Your goal —
Extract the records in full, leaving every picture out.

------------------------------------

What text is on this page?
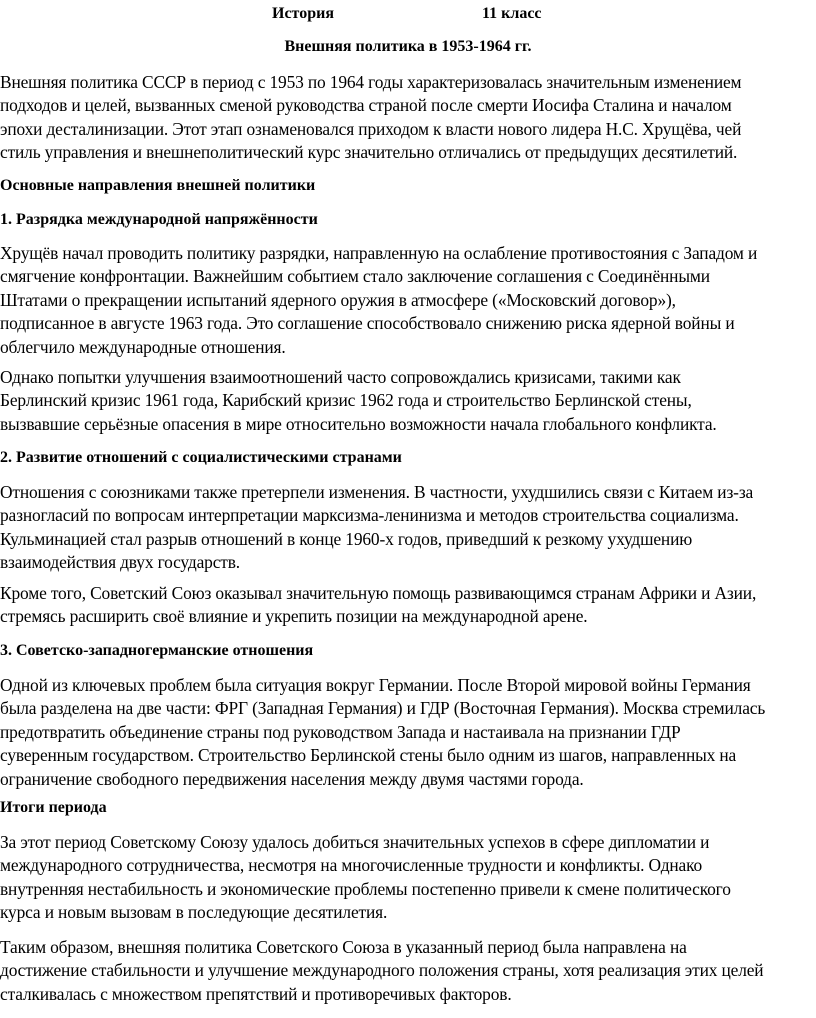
История	11 класс
Внешняя политика в 1953-1964 гг.
Внешняя политика СССР в период с 1953 по 1964 годы характеризовалась значительным изменением
подходов и целей, вызванных сменой руководства страной после смерти Иосифа Сталина и началом
эпохи десталинизации. Этот этап ознаменовался приходом к власти нового лидера Н.С. Хрущёва, чей
стиль управления и внешнеполитический курс значительно отличались от предыдущих десятилетий.
Основные направления внешней политики
1. Разрядка международной напряжённости
Хрущёв начал проводить политику разрядки, направленную на ослабление противостояния с Западом и
смягчение конфронтации. Важнейшим событием стало заключение соглашения с Соединёнными
Штатами о прекращении испытаний ядерного оружия в атмосфере («Московский договор»),
подписанное в августе 1963 года. Это соглашение способствовало снижению риска ядерной войны и
облегчило международные отношения.
Однако попытки улучшения взаимоотношений часто сопровождались кризисами, такими как
Берлинский кризис 1961 года, Карибский кризис 1962 года и строительство Берлинской стены,
вызвавшие серьёзные опасения в мире относительно возможности начала глобального конфликта.
2. Развитие отношений с социалистическими странами
Отношения с союзниками также претерпели изменения. В частности, ухудшились связи с Китаем из-за
разногласий по вопросам интерпретации марксизма-ленинизма и методов строительства социализма.
Кульминацией стал разрыв отношений в конце 1960-х годов, приведший к резкому ухудшению
взаимодействия двух государств.
Кроме того, Советский Союз оказывал значительную помощь развивающимся странам Африки и Азии,
стремясь расширить своё влияние и укрепить позиции на международной арене.
3. Советско-западногерманские отношения
Одной из ключевых проблем была ситуация вокруг Германии. После Второй мировой войны Германия
была разделена на две части: ФРГ (Западная Германия) и ГДР (Восточная Германия). Москва стремилась
предотвратить объединение страны под руководством Запада и настаивала на признании ГДР
суверенным государством. Строительство Берлинской стены было одним из шагов, направленных на
ограничение свободного передвижения населения между двумя частями города.
Итоги периода
За этот период Советскому Союзу удалось добиться значительных успехов в сфере дипломатии и
международного сотрудничества, несмотря на многочисленные трудности и конфликты. Однако
внутренняя нестабильность и экономические проблемы постепенно привели к смене политического
курса и новым вызовам в последующие десятилетия.
Таким образом, внешняя политика Советского Союза в указанный период была направлена на
достижение стабильности и улучшение международного положения страны, хотя реализация этих целей
сталкивалась с множеством препятствий и противоречивых факторов.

------------------------------------

Answer —
What text is on this page?
История	11 класс
Внешняя политика в 1953-1964 гг.
Внешняя политика СССР в период с 1953 по 1964 годы характеризовалась значительным изменением
подходов и целей, вызванных сменой руководства страной после смерти Иосифа Сталина и началом
эпохи десталинизации. Этот этап ознаменовался приходом к власти нового лидера Н.С. Хрущёва, чей
стиль управления и внешнеполитический курс значительно отличались от предыдущих десятилетий.
Основные направления внешней политики
1. Разрядка международной напряжённости
Хрущёв начал проводить политику разрядки, направленную на ослабление противостояния с Западом и
смягчение конфронтации. Важнейшим событием стало заключение соглашения с Соединёнными
Штатами о прекращении испытаний ядерного оружия в атмосфере («Московский договор»),
подписанное в августе 1963 года. Это соглашение способствовало снижению риска ядерной войны и
облегчило международные отношения.
Однако попытки улучшения взаимоотношений часто сопровождались кризисами, такими как
Берлинский кризис 1961 года, Карибский кризис 1962 года и строительство Берлинской стены,
вызвавшие серьёзные опасения в мире относительно возможности начала глобального конфликта.
2. Развитие отношений с социалистическими странами
Отношения с союзниками также претерпели изменения. В частности, ухудшились связи с Китаем из-за
разногласий по вопросам интерпретации марксизма-ленинизма и методов строительства социализма.
Кульминацией стал разрыв отношений в конце 1960-х годов, приведший к резкому ухудшению
взаимодействия двух государств.
Кроме того, Советский Союз оказывал значительную помощь развивающимся странам Африки и Азии,
стремясь расширить своё влияние и укрепить позиции на международной арене.
3. Советско-западногерманские отношения
Одной из ключевых проблем была ситуация вокруг Германии. После Второй мировой войны Германия
была разделена на две части: ФРГ (Западная Германия) и ГДР (Восточная Германия). Москва стремилась
предотвратить объединение страны под руководством Запада и настаивала на признании ГДР
суверенным государством. Строительство Берлинской стены было одним из шагов, направленных на
ограничение свободного передвижения населения между двумя частями города.
Итоги периода
За этот период Советскому Союзу удалось добиться значительных успехов в сфере дипломатии и
международного сотрудничества, несмотря на многочисленные трудности и конфликты. Однако
внутренняя нестабильность и экономические проблемы постепенно привели к смене политического
курса и новым вызовам в последующие десятилетия.
Таким образом, внешняя политика Советского Союза в указанный период была направлена на
достижение стабильности и улучшение международного положения страны, хотя реализация этих целей
сталкивалась с множеством препятствий и противоречивых факторов.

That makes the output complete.